What is being asked:
Each record needs to be echoed exactly; can you do that?
◇ ◇ ◇ ◇
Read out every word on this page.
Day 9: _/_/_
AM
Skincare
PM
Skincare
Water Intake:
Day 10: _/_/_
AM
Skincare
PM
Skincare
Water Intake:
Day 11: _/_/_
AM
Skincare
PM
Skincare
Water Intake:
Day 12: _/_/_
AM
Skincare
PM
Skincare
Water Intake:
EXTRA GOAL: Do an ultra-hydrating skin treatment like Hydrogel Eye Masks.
◇ ◇ ◇ ◇
Answer below:
Read out every word on this page.
Day 9: _/_/_
AM
Skincare
PM
Skincare
Water Intake:
Day 10: _/_/_
AM
Skincare
PM
Skincare
Water Intake:
Day 11: _/_/_
AM
Skincare
PM
Skincare
Water Intake:
Day 12: _/_/_
AM
Skincare
PM
Skincare
Water Intake:
EXTRA GOAL: Do an ultra-hydrating skin treatment like Hydrogel Eye Masks.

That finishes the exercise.